■ Exercise goal ■
Go through the material and write it all out exactly, minus the pictures.

■ Extracted data ■

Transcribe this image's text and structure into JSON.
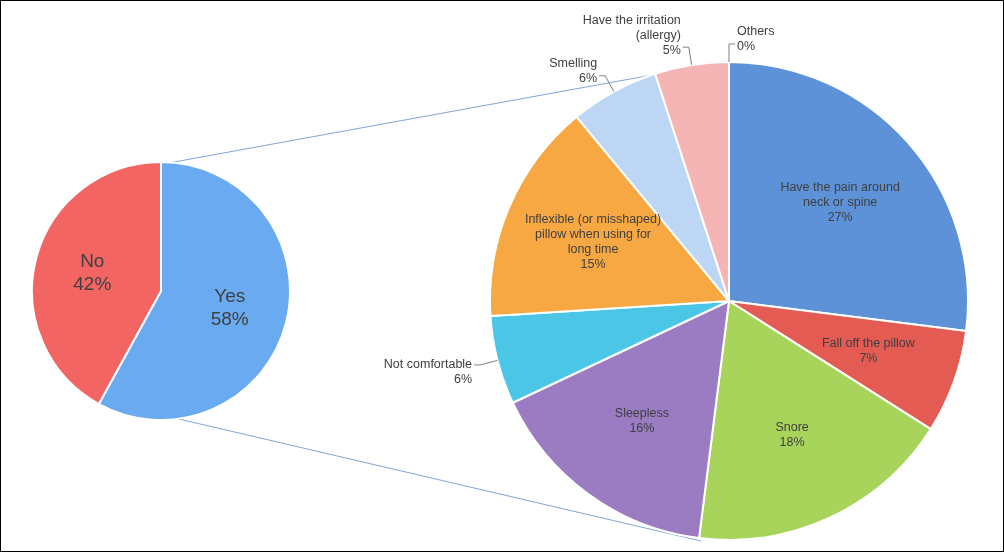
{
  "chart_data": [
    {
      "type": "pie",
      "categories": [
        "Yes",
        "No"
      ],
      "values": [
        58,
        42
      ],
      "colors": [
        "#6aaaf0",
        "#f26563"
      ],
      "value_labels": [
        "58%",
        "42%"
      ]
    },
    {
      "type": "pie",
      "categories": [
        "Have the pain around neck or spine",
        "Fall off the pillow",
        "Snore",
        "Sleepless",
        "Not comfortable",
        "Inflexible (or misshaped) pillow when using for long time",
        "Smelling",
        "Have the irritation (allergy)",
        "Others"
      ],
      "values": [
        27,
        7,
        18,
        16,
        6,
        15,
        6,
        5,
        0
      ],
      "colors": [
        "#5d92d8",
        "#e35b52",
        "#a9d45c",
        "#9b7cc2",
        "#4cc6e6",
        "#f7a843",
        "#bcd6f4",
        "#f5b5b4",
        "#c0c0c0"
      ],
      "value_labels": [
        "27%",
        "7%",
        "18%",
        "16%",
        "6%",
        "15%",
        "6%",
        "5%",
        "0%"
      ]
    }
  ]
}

■ Answer in full ■
Transcribe this image's text and structure into JSON.
{
  "chart_data": [
    {
      "type": "pie",
      "categories": [
        "Yes",
        "No"
      ],
      "values": [
        58,
        42
      ],
      "colors": [
        "#6aaaf0",
        "#f26563"
      ],
      "value_labels": [
        "58%",
        "42%"
      ]
    },
    {
      "type": "pie",
      "categories": [
        "Have the pain around neck or spine",
        "Fall off the pillow",
        "Snore",
        "Sleepless",
        "Not comfortable",
        "Inflexible (or misshaped) pillow when using for long time",
        "Smelling",
        "Have the irritation (allergy)",
        "Others"
      ],
      "values": [
        27,
        7,
        18,
        16,
        6,
        15,
        6,
        5,
        0
      ],
      "colors": [
        "#5d92d8",
        "#e35b52",
        "#a9d45c",
        "#9b7cc2",
        "#4cc6e6",
        "#f7a843",
        "#bcd6f4",
        "#f5b5b4",
        "#c0c0c0"
      ],
      "value_labels": [
        "27%",
        "7%",
        "18%",
        "16%",
        "6%",
        "15%",
        "6%",
        "5%",
        "0%"
      ]
    }
  ]
}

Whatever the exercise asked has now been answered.